> _Objective_
Skip the pictures. Reproduce all other material exactly.

——————

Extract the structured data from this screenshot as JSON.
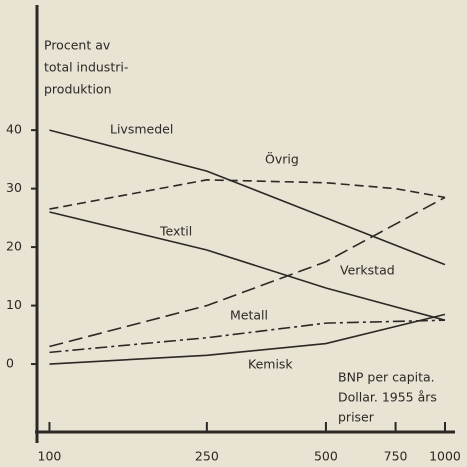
{
  "chart_data": {
    "type": "line",
    "ylabel": [
      "Procent av",
      "total industri-",
      "produktion"
    ],
    "xlabel": [
      "BNP per capita.",
      "Dollar. 1955 års",
      "priser"
    ],
    "xscale": "log",
    "xlim": [
      93,
      1060
    ],
    "xticks": [
      100,
      250,
      500,
      750,
      1000
    ],
    "ylim": [
      -13.5,
      61.4
    ],
    "yticks": [
      0,
      10,
      20,
      30,
      40
    ],
    "color": "#2b2925",
    "series": [
      {
        "name": "Livsmedel",
        "style": "solid",
        "x": [
          100,
          250,
          500,
          1000
        ],
        "values": [
          40,
          33,
          25,
          17
        ]
      },
      {
        "name": "Övrig",
        "style": "dashed",
        "x": [
          100,
          250,
          500,
          750,
          1000
        ],
        "values": [
          26.5,
          31.5,
          31,
          30,
          28.5
        ]
      },
      {
        "name": "Textil",
        "style": "solid",
        "x": [
          100,
          250,
          500,
          1000
        ],
        "values": [
          26,
          19.5,
          13,
          7.5
        ]
      },
      {
        "name": "Verkstad",
        "style": "long-dashed",
        "x": [
          100,
          250,
          500,
          1000
        ],
        "values": [
          3,
          10,
          17.5,
          28.5
        ]
      },
      {
        "name": "Metall",
        "style": "dash-dot",
        "x": [
          100,
          250,
          500,
          1000
        ],
        "values": [
          2,
          4.5,
          7,
          7.5
        ]
      },
      {
        "name": "Kemisk",
        "style": "solid",
        "x": [
          100,
          250,
          500,
          1000
        ],
        "values": [
          0,
          1.5,
          3.5,
          8.5
        ]
      }
    ]
  }
}
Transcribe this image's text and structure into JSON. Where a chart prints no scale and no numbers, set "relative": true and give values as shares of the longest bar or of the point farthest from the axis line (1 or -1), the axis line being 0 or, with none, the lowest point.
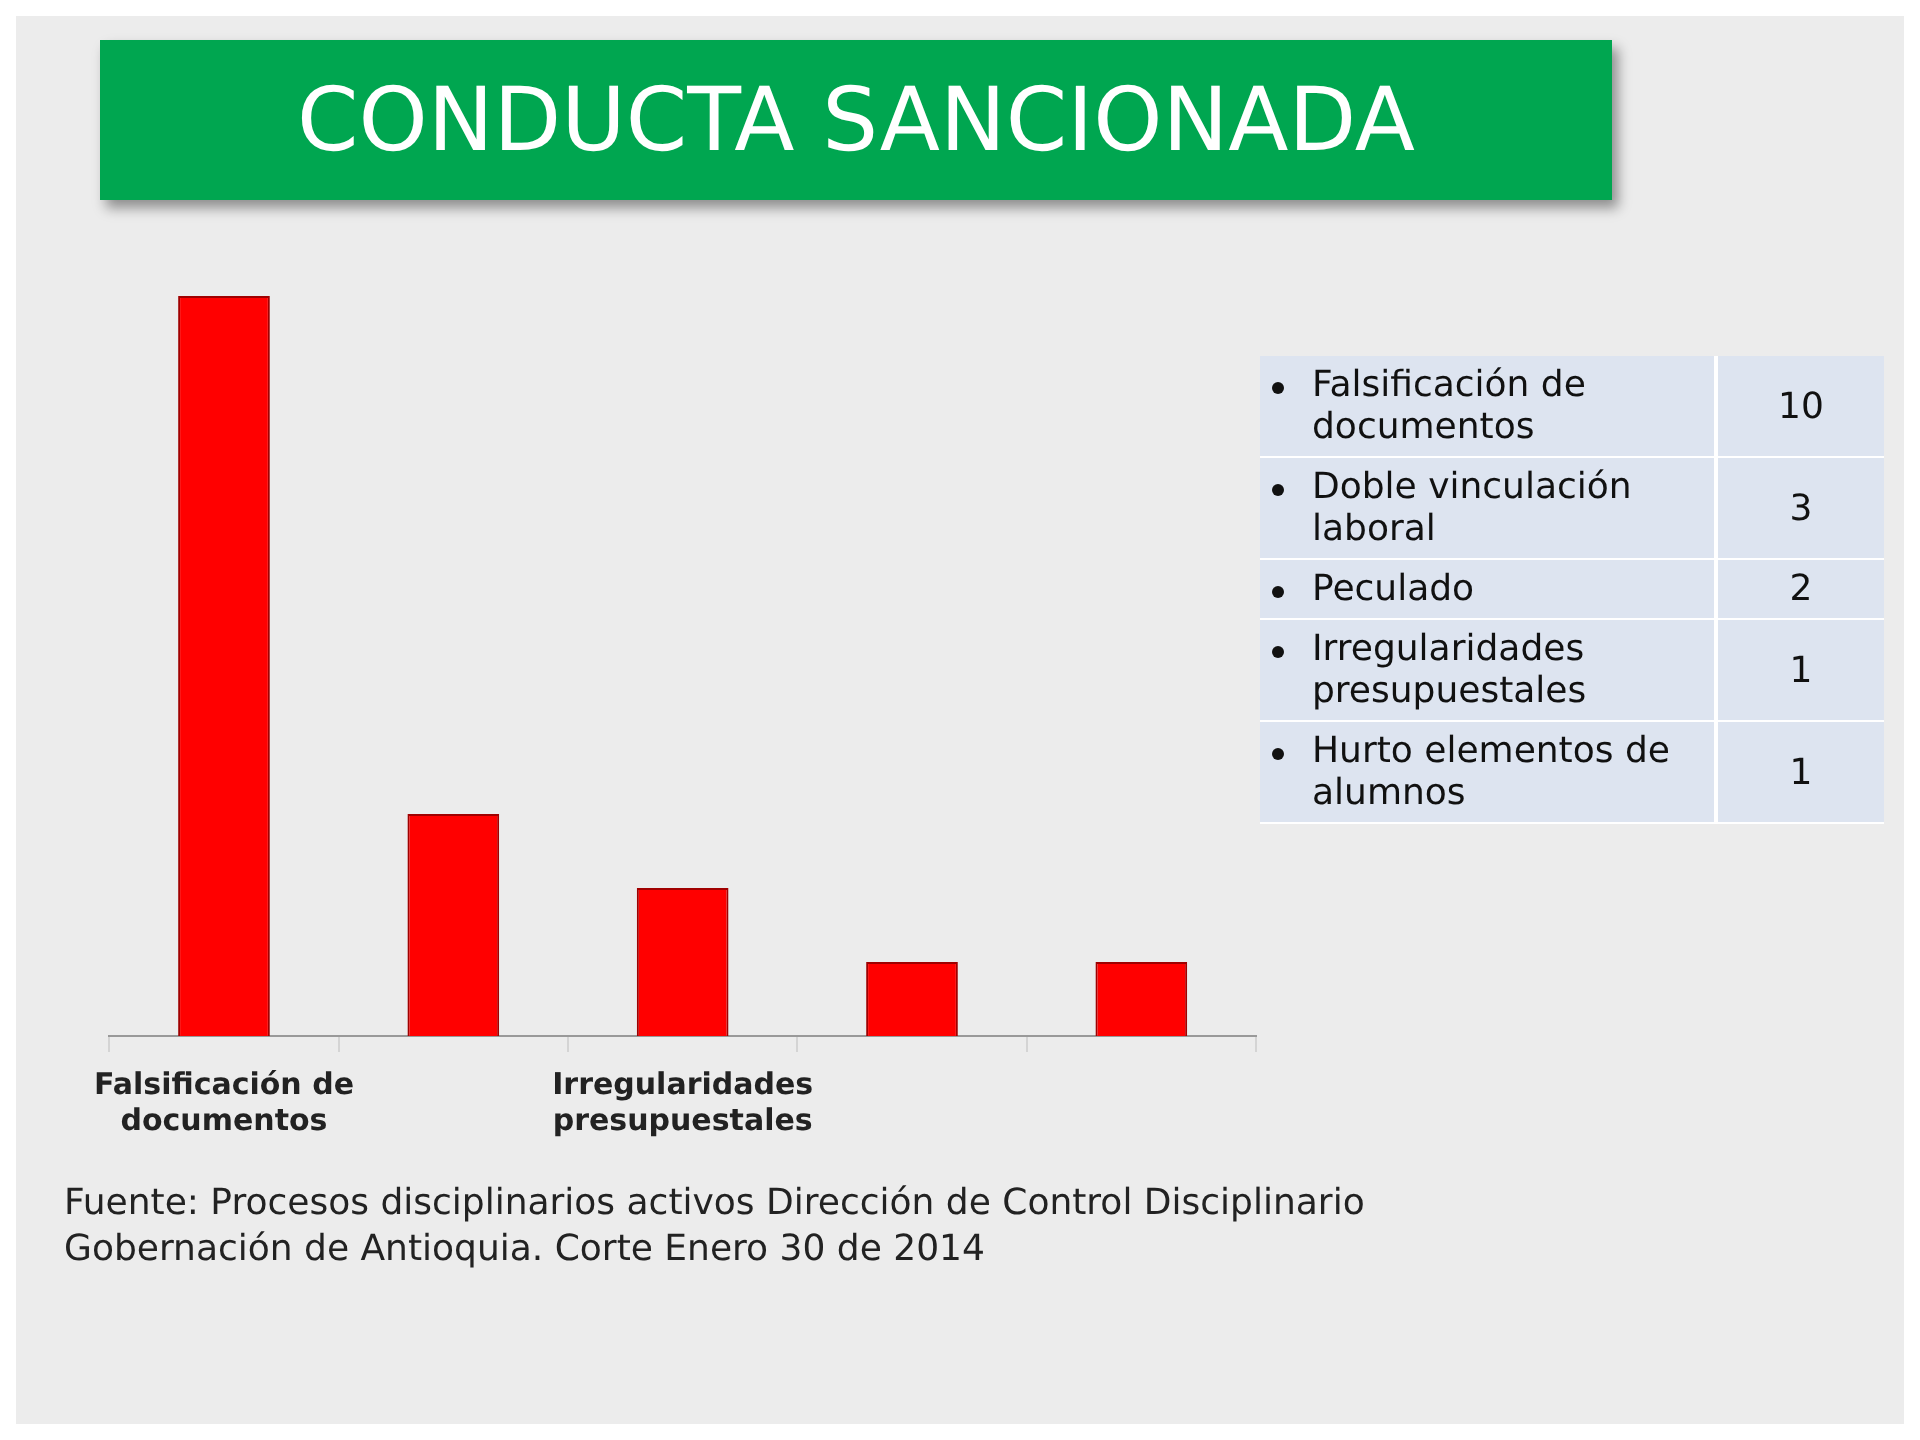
{
  "chart_data": [
    {
      "type": "bar",
      "title": "CONDUCTA SANCIONADA",
      "relative": true,
      "categories": [
        "Falsificación de documentos",
        null,
        "Irregularidades presupuestales",
        null,
        null
      ],
      "values": [
        1,
        0.3,
        0.2,
        0.1,
        0.1
      ],
      "color": "#ff0000",
      "annotations": [
        "Fuente:  Procesos disciplinarios activos Dirección de Control Disciplinario Gobernación de Antioquia. Corte Enero 30 de 2014"
      ]
    },
    {
      "type": "other",
      "categories": [
        "Falsificación de documentos",
        "Doble vinculación laboral",
        "Peculado",
        "Irregularidades presupuestales",
        "Hurto elementos de alumnos"
      ],
      "values": [
        10,
        3,
        2,
        1,
        1
      ],
      "data_labels": true
    }
  ]
}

——————

> _Task solution_
Extract the structured data from this screenshot as JSON.
{
  "chart_data": {
    "type": "line",
    "ylabel": [
      "Procent av",
      "total industri-",
      "produktion"
    ],
    "xlabel": [
      "BNP per capita.",
      "Dollar. 1955 års",
      "priser"
    ],
    "xscale": "log",
    "xlim": [
      93,
      1060
    ],
    "xticks": [
      100,
      250,
      500,
      750,
      1000
    ],
    "ylim": [
      -13.5,
      61.4
    ],
    "yticks": [
      0,
      10,
      20,
      30,
      40
    ],
    "color": "#2b2925",
    "series": [
      {
        "name": "Livsmedel",
        "style": "solid",
        "x": [
          100,
          250,
          500,
          1000
        ],
        "values": [
          40,
          33,
          25,
          17
        ]
      },
      {
        "name": "Övrig",
        "style": "dashed",
        "x": [
          100,
          250,
          500,
          750,
          1000
        ],
        "values": [
          26.5,
          31.5,
          31,
          30,
          28.5
        ]
      },
      {
        "name": "Textil",
        "style": "solid",
        "x": [
          100,
          250,
          500,
          1000
        ],
        "values": [
          26,
          19.5,
          13,
          7.5
        ]
      },
      {
        "name": "Verkstad",
        "style": "long-dashed",
        "x": [
          100,
          250,
          500,
          1000
        ],
        "values": [
          3,
          10,
          17.5,
          28.5
        ]
      },
      {
        "name": "Metall",
        "style": "dash-dot",
        "x": [
          100,
          250,
          500,
          1000
        ],
        "values": [
          2,
          4.5,
          7,
          7.5
        ]
      },
      {
        "name": "Kemisk",
        "style": "solid",
        "x": [
          100,
          250,
          500,
          1000
        ],
        "values": [
          0,
          1.5,
          3.5,
          8.5
        ]
      }
    ]
  }
}
Transcribe this image's text and structure into JSON. Where a chart prints no scale and no numbers, set "relative": true and give values as shares of the longest bar or of the point farthest from the axis line (1 or -1), the axis line being 0 or, with none, the lowest point.
{
  "chart_data": [
    {
      "type": "bar",
      "title": "CONDUCTA SANCIONADA",
      "relative": true,
      "categories": [
        "Falsificación de documentos",
        null,
        "Irregularidades presupuestales",
        null,
        null
      ],
      "values": [
        1,
        0.3,
        0.2,
        0.1,
        0.1
      ],
      "color": "#ff0000",
      "annotations": [
        "Fuente:  Procesos disciplinarios activos Dirección de Control Disciplinario Gobernación de Antioquia. Corte Enero 30 de 2014"
      ]
    },
    {
      "type": "other",
      "categories": [
        "Falsificación de documentos",
        "Doble vinculación laboral",
        "Peculado",
        "Irregularidades presupuestales",
        "Hurto elementos de alumnos"
      ],
      "values": [
        10,
        3,
        2,
        1,
        1
      ],
      "data_labels": true
    }
  ]
}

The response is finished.